== YOUR TASK ==
Copy out all the records, word for word.
-- Start INPUT --
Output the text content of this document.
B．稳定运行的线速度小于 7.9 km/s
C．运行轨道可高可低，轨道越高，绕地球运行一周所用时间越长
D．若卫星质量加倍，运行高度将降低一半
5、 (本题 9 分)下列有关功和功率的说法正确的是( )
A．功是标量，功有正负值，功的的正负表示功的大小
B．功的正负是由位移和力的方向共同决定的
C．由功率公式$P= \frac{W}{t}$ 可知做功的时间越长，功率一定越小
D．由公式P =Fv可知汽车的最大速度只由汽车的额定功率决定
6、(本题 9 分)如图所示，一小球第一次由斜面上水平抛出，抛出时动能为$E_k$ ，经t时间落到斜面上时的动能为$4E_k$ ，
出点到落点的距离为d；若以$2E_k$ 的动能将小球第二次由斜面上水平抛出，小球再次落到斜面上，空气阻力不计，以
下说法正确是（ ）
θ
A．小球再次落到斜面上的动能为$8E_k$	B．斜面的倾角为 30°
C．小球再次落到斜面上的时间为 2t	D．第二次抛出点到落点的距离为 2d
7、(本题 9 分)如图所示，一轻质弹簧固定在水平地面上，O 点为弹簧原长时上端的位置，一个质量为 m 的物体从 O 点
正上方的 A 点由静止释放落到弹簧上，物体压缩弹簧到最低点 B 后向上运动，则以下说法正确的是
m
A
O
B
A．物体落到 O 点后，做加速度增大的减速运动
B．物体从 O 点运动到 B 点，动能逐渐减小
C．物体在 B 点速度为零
-- End INPUT --
== RESULT ==
Output the text content of this document.
B．稳定运行的线速度小于 7.9 km/s
C．运行轨道可高可低，轨道越高，绕地球运行一周所用时间越长
D．若卫星质量加倍，运行高度将降低一半
5、 (本题 9 分)下列有关功和功率的说法正确的是( )
A．功是标量，功有正负值，功的的正负表示功的大小
B．功的正负是由位移和力的方向共同决定的
C．由功率公式$P= \frac{W}{t}$ 可知做功的时间越长，功率一定越小
D．由公式P =Fv可知汽车的最大速度只由汽车的额定功率决定
6、(本题 9 分)如图所示，一小球第一次由斜面上水平抛出，抛出时动能为$E_k$ ，经t时间落到斜面上时的动能为$4E_k$ ，
出点到落点的距离为d；若以$2E_k$ 的动能将小球第二次由斜面上水平抛出，小球再次落到斜面上，空气阻力不计，以
下说法正确是（ ）
θ
A．小球再次落到斜面上的动能为$8E_k$	B．斜面的倾角为 30°
C．小球再次落到斜面上的时间为 2t	D．第二次抛出点到落点的距离为 2d
7、(本题 9 分)如图所示，一轻质弹簧固定在水平地面上，O 点为弹簧原长时上端的位置，一个质量为 m 的物体从 O 点
正上方的 A 点由静止释放落到弹簧上，物体压缩弹簧到最低点 B 后向上运动，则以下说法正确的是
m
A
O
B
A．物体落到 O 点后，做加速度增大的减速运动
B．物体从 O 点运动到 B 点，动能逐渐减小
C．物体在 B 点速度为零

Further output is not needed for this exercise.